Requirement:
The records below are to be quoted in full; please keep every word exact.

Material supplied:
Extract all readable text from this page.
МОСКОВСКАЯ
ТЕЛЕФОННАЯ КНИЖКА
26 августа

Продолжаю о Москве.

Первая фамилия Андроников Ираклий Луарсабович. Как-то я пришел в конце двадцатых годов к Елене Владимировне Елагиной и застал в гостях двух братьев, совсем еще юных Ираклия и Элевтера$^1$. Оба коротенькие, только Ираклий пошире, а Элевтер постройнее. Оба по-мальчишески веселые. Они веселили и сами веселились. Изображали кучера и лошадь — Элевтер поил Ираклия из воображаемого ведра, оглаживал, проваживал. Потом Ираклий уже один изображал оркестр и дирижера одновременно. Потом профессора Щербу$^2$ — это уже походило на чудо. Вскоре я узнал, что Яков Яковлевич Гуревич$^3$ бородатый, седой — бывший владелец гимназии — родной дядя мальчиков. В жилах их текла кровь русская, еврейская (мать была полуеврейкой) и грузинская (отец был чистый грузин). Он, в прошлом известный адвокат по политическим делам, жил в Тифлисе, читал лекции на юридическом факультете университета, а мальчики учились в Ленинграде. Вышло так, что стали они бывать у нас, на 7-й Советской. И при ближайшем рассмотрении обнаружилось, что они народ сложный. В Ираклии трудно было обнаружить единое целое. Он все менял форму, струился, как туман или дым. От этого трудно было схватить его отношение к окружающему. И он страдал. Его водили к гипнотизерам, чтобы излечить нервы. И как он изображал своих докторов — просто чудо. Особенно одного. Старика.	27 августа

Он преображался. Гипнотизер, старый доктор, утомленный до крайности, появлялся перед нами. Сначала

Written response:
Extract all readable text from this page.
МОСКОВСКАЯ
ТЕЛЕФОННАЯ КНИЖКА
26 августа

Продолжаю о Москве.

Первая фамилия Андроников Ираклий Луарсабович. Как-то я пришел в конце двадцатых годов к Елене Владимировне Елагиной и застал в гостях двух братьев, совсем еще юных Ираклия и Элевтера$^1$. Оба коротенькие, только Ираклий пошире, а Элевтер постройнее. Оба по-мальчишески веселые. Они веселили и сами веселились. Изображали кучера и лошадь — Элевтер поил Ираклия из воображаемого ведра, оглаживал, проваживал. Потом Ираклий уже один изображал оркестр и дирижера одновременно. Потом профессора Щербу$^2$ — это уже походило на чудо. Вскоре я узнал, что Яков Яковлевич Гуревич$^3$ бородатый, седой — бывший владелец гимназии — родной дядя мальчиков. В жилах их текла кровь русская, еврейская (мать была полуеврейкой) и грузинская (отец был чистый грузин). Он, в прошлом известный адвокат по политическим делам, жил в Тифлисе, читал лекции на юридическом факультете университета, а мальчики учились в Ленинграде. Вышло так, что стали они бывать у нас, на 7-й Советской. И при ближайшем рассмотрении обнаружилось, что они народ сложный. В Ираклии трудно было обнаружить единое целое. Он все менял форму, струился, как туман или дым. От этого трудно было схватить его отношение к окружающему. И он страдал. Его водили к гипнотизерам, чтобы излечить нервы. И как он изображал своих докторов — просто чудо. Особенно одного. Старика.	27 августа

Он преображался. Гипнотизер, старый доктор, утомленный до крайности, появлялся перед нами. Сначала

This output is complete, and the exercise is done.